What is asked ->
Answer with a number only: how many lines of the data contain "Systems"?

Entries provided ->
──────────────────────────────
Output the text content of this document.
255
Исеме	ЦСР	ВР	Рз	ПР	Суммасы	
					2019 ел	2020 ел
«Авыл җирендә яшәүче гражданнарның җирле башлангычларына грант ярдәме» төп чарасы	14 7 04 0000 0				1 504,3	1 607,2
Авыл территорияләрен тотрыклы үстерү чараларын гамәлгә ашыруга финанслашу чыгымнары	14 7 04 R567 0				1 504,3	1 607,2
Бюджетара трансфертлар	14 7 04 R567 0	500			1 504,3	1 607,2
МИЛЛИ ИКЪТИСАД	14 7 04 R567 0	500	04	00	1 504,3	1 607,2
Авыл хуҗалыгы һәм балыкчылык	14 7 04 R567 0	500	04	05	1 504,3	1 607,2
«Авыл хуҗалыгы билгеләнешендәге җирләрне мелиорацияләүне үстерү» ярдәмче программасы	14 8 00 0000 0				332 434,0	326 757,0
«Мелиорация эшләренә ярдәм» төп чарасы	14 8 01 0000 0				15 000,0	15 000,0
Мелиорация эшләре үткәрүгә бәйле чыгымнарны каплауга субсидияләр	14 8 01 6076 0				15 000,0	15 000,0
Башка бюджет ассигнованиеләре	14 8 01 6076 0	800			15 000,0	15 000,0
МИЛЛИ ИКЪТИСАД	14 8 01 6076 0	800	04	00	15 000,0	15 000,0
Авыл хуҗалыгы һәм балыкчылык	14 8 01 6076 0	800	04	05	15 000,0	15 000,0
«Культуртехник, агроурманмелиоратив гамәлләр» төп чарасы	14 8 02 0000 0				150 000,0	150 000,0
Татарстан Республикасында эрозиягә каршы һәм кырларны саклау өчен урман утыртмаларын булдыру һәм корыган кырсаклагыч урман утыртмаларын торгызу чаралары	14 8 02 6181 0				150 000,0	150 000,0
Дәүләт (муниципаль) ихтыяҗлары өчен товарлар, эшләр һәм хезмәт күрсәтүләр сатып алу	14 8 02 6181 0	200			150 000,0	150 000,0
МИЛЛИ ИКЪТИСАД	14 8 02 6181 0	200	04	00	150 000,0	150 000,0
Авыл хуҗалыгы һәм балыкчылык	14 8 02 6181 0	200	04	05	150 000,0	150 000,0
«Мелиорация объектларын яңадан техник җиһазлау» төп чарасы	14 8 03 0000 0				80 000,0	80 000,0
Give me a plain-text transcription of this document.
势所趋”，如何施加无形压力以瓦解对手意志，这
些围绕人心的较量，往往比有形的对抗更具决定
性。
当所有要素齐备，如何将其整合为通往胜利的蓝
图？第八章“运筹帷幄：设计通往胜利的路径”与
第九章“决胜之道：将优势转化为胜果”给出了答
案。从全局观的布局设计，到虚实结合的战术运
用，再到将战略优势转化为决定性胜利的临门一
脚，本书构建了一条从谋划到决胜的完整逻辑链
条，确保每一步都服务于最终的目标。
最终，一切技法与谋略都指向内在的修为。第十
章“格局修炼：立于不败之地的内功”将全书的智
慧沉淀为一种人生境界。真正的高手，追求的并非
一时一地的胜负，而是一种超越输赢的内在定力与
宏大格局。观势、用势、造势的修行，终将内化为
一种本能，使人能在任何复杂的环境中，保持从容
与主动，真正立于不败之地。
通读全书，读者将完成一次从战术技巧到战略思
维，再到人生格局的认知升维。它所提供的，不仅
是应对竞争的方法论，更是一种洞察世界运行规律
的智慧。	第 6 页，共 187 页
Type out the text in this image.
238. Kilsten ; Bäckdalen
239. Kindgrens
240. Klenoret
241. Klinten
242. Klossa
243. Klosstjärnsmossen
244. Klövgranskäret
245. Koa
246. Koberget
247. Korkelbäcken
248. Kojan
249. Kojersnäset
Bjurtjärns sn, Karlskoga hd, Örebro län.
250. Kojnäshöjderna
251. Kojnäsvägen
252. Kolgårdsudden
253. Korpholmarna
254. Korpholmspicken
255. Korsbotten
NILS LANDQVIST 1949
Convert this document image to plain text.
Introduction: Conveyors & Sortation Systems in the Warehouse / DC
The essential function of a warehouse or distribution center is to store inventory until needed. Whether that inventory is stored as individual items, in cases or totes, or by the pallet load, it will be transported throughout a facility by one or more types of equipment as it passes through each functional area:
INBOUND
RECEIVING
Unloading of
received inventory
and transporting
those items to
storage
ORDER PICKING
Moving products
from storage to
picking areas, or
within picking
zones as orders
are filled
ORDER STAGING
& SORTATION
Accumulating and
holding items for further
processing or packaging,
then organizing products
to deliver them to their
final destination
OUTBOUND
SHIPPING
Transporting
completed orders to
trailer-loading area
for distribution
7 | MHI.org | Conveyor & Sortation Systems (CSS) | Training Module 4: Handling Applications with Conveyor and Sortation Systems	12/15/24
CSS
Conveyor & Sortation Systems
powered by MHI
──────────────────────────────
Answer to the exercise ->
3